**CHALLENGE:**
Transcribe the entries below exactly; leave every image out.

**RECORDS FOR THE TASK:**
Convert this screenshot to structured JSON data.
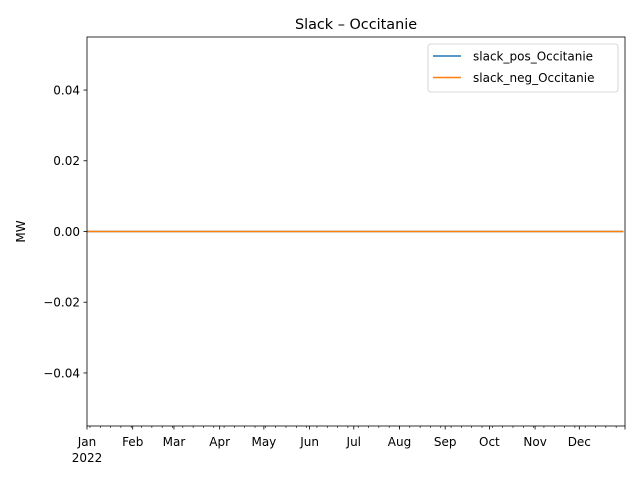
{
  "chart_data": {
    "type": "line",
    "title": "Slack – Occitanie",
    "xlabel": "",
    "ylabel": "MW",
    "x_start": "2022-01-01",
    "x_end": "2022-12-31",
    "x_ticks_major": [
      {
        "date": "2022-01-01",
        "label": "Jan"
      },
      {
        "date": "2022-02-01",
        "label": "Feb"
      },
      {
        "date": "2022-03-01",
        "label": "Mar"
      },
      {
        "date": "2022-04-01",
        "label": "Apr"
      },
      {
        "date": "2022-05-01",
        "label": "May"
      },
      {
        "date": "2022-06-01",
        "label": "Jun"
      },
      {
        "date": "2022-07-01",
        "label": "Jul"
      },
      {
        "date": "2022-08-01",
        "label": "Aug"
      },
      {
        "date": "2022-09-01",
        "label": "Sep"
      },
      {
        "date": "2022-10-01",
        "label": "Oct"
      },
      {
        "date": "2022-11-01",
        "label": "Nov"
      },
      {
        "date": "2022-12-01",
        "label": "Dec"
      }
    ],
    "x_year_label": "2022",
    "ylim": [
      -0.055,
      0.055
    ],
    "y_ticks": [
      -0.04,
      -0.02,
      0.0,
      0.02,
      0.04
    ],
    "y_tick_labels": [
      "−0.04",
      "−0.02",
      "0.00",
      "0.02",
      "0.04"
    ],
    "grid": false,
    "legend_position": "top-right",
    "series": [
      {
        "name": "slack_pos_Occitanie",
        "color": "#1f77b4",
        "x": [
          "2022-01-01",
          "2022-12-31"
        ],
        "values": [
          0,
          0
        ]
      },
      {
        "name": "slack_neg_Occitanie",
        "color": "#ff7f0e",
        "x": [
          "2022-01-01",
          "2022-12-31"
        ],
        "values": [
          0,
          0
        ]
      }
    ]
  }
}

**RESULT OF THE EXERCISE:**
Convert this screenshot to structured JSON data.
{
  "chart_data": {
    "type": "line",
    "title": "Slack – Occitanie",
    "xlabel": "",
    "ylabel": "MW",
    "x_start": "2022-01-01",
    "x_end": "2022-12-31",
    "x_ticks_major": [
      {
        "date": "2022-01-01",
        "label": "Jan"
      },
      {
        "date": "2022-02-01",
        "label": "Feb"
      },
      {
        "date": "2022-03-01",
        "label": "Mar"
      },
      {
        "date": "2022-04-01",
        "label": "Apr"
      },
      {
        "date": "2022-05-01",
        "label": "May"
      },
      {
        "date": "2022-06-01",
        "label": "Jun"
      },
      {
        "date": "2022-07-01",
        "label": "Jul"
      },
      {
        "date": "2022-08-01",
        "label": "Aug"
      },
      {
        "date": "2022-09-01",
        "label": "Sep"
      },
      {
        "date": "2022-10-01",
        "label": "Oct"
      },
      {
        "date": "2022-11-01",
        "label": "Nov"
      },
      {
        "date": "2022-12-01",
        "label": "Dec"
      }
    ],
    "x_year_label": "2022",
    "ylim": [
      -0.055,
      0.055
    ],
    "y_ticks": [
      -0.04,
      -0.02,
      0.0,
      0.02,
      0.04
    ],
    "y_tick_labels": [
      "−0.04",
      "−0.02",
      "0.00",
      "0.02",
      "0.04"
    ],
    "grid": false,
    "legend_position": "top-right",
    "series": [
      {
        "name": "slack_pos_Occitanie",
        "color": "#1f77b4",
        "x": [
          "2022-01-01",
          "2022-12-31"
        ],
        "values": [
          0,
          0
        ]
      },
      {
        "name": "slack_neg_Occitanie",
        "color": "#ff7f0e",
        "x": [
          "2022-01-01",
          "2022-12-31"
        ],
        "values": [
          0,
          0
        ]
      }
    ]
  }
}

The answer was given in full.